### Brief:
The records that follow should be retyped word for word.

-- Begin Dataset content --

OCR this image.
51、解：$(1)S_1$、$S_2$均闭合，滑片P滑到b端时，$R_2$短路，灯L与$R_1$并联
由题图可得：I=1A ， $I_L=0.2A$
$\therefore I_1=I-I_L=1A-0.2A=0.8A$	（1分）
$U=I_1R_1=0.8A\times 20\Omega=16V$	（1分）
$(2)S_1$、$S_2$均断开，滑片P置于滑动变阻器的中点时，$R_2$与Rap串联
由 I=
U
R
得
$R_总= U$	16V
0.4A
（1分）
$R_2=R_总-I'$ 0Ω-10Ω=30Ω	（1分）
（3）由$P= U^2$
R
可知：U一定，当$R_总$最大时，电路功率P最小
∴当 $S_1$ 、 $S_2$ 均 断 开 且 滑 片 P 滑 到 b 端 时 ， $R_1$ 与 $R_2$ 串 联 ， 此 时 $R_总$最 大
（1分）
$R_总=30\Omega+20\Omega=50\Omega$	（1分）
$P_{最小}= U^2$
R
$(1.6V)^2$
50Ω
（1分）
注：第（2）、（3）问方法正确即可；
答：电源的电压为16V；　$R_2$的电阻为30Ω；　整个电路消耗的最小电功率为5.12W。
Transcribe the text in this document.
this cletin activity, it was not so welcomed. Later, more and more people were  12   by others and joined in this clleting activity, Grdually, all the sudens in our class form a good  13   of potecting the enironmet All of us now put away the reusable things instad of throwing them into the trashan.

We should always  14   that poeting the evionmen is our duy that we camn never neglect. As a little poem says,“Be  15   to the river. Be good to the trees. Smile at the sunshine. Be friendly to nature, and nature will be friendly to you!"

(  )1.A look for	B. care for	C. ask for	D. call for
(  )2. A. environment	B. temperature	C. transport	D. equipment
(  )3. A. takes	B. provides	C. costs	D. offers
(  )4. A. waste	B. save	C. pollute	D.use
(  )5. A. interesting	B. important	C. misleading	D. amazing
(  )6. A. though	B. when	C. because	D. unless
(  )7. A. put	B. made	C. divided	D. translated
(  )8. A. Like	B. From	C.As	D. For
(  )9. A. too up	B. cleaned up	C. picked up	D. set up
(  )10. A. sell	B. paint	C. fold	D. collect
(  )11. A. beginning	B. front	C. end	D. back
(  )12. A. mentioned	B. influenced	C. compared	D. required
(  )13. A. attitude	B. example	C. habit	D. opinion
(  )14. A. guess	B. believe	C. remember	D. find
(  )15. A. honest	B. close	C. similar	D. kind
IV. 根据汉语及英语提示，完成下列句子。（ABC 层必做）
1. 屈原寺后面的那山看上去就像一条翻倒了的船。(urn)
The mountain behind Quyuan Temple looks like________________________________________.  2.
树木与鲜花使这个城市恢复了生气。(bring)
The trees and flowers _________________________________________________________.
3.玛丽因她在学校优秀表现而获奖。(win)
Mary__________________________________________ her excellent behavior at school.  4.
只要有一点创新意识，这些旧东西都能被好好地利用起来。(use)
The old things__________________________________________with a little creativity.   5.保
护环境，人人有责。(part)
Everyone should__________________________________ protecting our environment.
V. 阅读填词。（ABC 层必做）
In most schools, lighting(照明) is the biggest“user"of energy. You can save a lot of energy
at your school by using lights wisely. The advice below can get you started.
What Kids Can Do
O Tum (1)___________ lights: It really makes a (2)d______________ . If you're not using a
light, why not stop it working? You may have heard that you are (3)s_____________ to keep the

-- End Dataset content --

### Answer to this problem:
OCR this image.
51、解：$(1)S_1$、$S_2$均闭合，滑片P滑到b端时，$R_2$短路，灯L与$R_1$并联
由题图可得：I=1A ， $I_L=0.2A$
$\therefore I_1=I-I_L=1A-0.2A=0.8A$	（1分）
$U=I_1R_1=0.8A\times 20\Omega=16V$	（1分）
$(2)S_1$、$S_2$均断开，滑片P置于滑动变阻器的中点时，$R_2$与Rap串联
由 I=
U
R
得
$R_总= U$	16V
0.4A
（1分）
$R_2=R_总-I'$ 0Ω-10Ω=30Ω	（1分）
（3）由$P= U^2$
R
可知：U一定，当$R_总$最大时，电路功率P最小
∴当 $S_1$ 、 $S_2$ 均 断 开 且 滑 片 P 滑 到 b 端 时 ， $R_1$ 与 $R_2$ 串 联 ， 此 时 $R_总$最 大
（1分）
$R_总=30\Omega+20\Omega=50\Omega$	（1分）
$P_{最小}= U^2$
R
$(1.6V)^2$
50Ω
（1分）
注：第（2）、（3）问方法正确即可；
答：电源的电压为16V；　$R_2$的电阻为30Ω；　整个电路消耗的最小电功率为5.12W。
Transcribe the text in this document.
this cletin activity, it was not so welcomed. Later, more and more people were  12   by others and joined in this clleting activity, Grdually, all the sudens in our class form a good  13   of potecting the enironmet All of us now put away the reusable things instad of throwing them into the trashan.

We should always  14   that poeting the evionmen is our duy that we camn never neglect. As a little poem says,“Be  15   to the river. Be good to the trees. Smile at the sunshine. Be friendly to nature, and nature will be friendly to you!"

(  )1.A look for	B. care for	C. ask for	D. call for
(  )2. A. environment	B. temperature	C. transport	D. equipment
(  )3. A. takes	B. provides	C. costs	D. offers
(  )4. A. waste	B. save	C. pollute	D.use
(  )5. A. interesting	B. important	C. misleading	D. amazing
(  )6. A. though	B. when	C. because	D. unless
(  )7. A. put	B. made	C. divided	D. translated
(  )8. A. Like	B. From	C.As	D. For
(  )9. A. too up	B. cleaned up	C. picked up	D. set up
(  )10. A. sell	B. paint	C. fold	D. collect
(  )11. A. beginning	B. front	C. end	D. back
(  )12. A. mentioned	B. influenced	C. compared	D. required
(  )13. A. attitude	B. example	C. habit	D. opinion
(  )14. A. guess	B. believe	C. remember	D. find
(  )15. A. honest	B. close	C. similar	D. kind
IV. 根据汉语及英语提示，完成下列句子。（ABC 层必做）
1. 屈原寺后面的那山看上去就像一条翻倒了的船。(urn)
The mountain behind Quyuan Temple looks like________________________________________.  2.
树木与鲜花使这个城市恢复了生气。(bring)
The trees and flowers _________________________________________________________.
3.玛丽因她在学校优秀表现而获奖。(win)
Mary__________________________________________ her excellent behavior at school.  4.
只要有一点创新意识，这些旧东西都能被好好地利用起来。(use)
The old things__________________________________________with a little creativity.   5.保
护环境，人人有责。(part)
Everyone should__________________________________ protecting our environment.
V. 阅读填词。（ABC 层必做）
In most schools, lighting(照明) is the biggest“user"of energy. You can save a lot of energy
at your school by using lights wisely. The advice below can get you started.
What Kids Can Do
O Tum (1)___________ lights: It really makes a (2)d______________ . If you're not using a
light, why not stop it working? You may have heard that you are (3)s_____________ to keep the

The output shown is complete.